Data items:
* BEGIN *
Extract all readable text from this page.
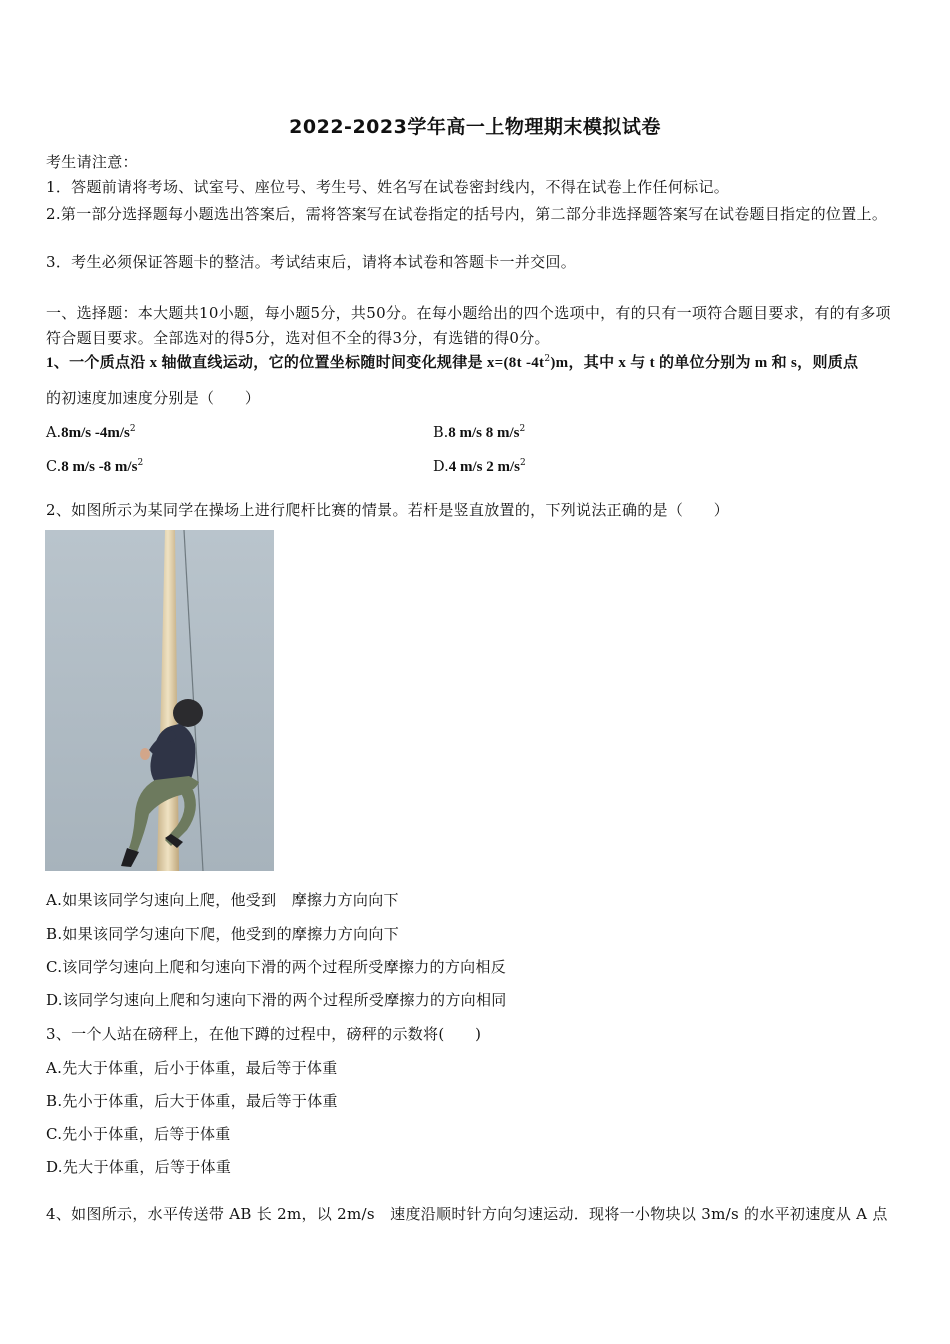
2022-2023学年高一上物理期末模拟试卷
考生请注意：
1．答题前请将考场、试室号、座位号、考生号、姓名写在试卷密封线内，不得在试卷上作任何标记。
2.第一部分选择题每小题选出答案后，需将答案写在试卷指定的括号内，第二部分非选择题答案写在试卷题目指定的位置上。
3．考生必须保证答题卡的整洁。考试结束后，请将本试卷和答题卡一并交回。
一、选择题：本大题共10小题，每小题5分，共50分。在每小题给出的四个选项中，有的只有一项符合题目要求，有的有多项符合题目要求。全部选对的得5分，选对但不全的得3分，有选错的得0分。
1、一个质点沿 x 轴做直线运动，它的位置坐标随时间变化规律是 x=(8t $-4t^2)m$，其中 x 与 t 的单位分别为 m 和 s，则质点
的初速度加速度分别是（　　）
A.8m/s $-4m/s^2$	B.8 m/s 8 $m/s^2$
C.8 m/s -8 $m/s^2$	D.4 m/s 2 $m/s^2$
2、如图所示为某同学在操场上进行爬杆比赛的情景。若杆是竖直放置的，下列说法正确的是（　　）
A.如果该同学匀速向上爬，他受到　摩擦力方向向下
B.如果该同学匀速向下爬，他受到的摩擦力方向向下
C.该同学匀速向上爬和匀速向下滑的两个过程所受摩擦力的方向相反
D.该同学匀速向上爬和匀速向下滑的两个过程所受摩擦力的方向相同
3、一个人站在磅秤上，在他下蹲的过程中，磅秤的示数将(　　)
A.先大于体重，后小于体重，最后等于体重
B.先小于体重，后大于体重，最后等于体重
C.先小于体重，后等于体重
D.先大于体重，后等于体重
4、如图所示，水平传送带 AB 长 2m，以 2m/s　速度沿顺时针方向匀速运动．现将一小物块以 3m/s 的水平初速度从 A 点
* END *
## Stated problem
Ignore the images and quote every line of the listing exactly.

## Answer to the task
Extract all readable text from this page.
2022-2023学年高一上物理期末模拟试卷
考生请注意：
1．答题前请将考场、试室号、座位号、考生号、姓名写在试卷密封线内，不得在试卷上作任何标记。
2.第一部分选择题每小题选出答案后，需将答案写在试卷指定的括号内，第二部分非选择题答案写在试卷题目指定的位置上。
3．考生必须保证答题卡的整洁。考试结束后，请将本试卷和答题卡一并交回。
一、选择题：本大题共10小题，每小题5分，共50分。在每小题给出的四个选项中，有的只有一项符合题目要求，有的有多项符合题目要求。全部选对的得5分，选对但不全的得3分，有选错的得0分。
1、一个质点沿 x 轴做直线运动，它的位置坐标随时间变化规律是 x=(8t $-4t^2)m$，其中 x 与 t 的单位分别为 m 和 s，则质点
的初速度加速度分别是（　　）
A.8m/s $-4m/s^2$	B.8 m/s 8 $m/s^2$
C.8 m/s -8 $m/s^2$	D.4 m/s 2 $m/s^2$
2、如图所示为某同学在操场上进行爬杆比赛的情景。若杆是竖直放置的，下列说法正确的是（　　）
A.如果该同学匀速向上爬，他受到　摩擦力方向向下
B.如果该同学匀速向下爬，他受到的摩擦力方向向下
C.该同学匀速向上爬和匀速向下滑的两个过程所受摩擦力的方向相反
D.该同学匀速向上爬和匀速向下滑的两个过程所受摩擦力的方向相同
3、一个人站在磅秤上，在他下蹲的过程中，磅秤的示数将(　　)
A.先大于体重，后小于体重，最后等于体重
B.先小于体重，后大于体重，最后等于体重
C.先小于体重，后等于体重
D.先大于体重，后等于体重
4、如图所示，水平传送带 AB 长 2m，以 2m/s　速度沿顺时针方向匀速运动．现将一小物块以 3m/s 的水平初速度从 A 点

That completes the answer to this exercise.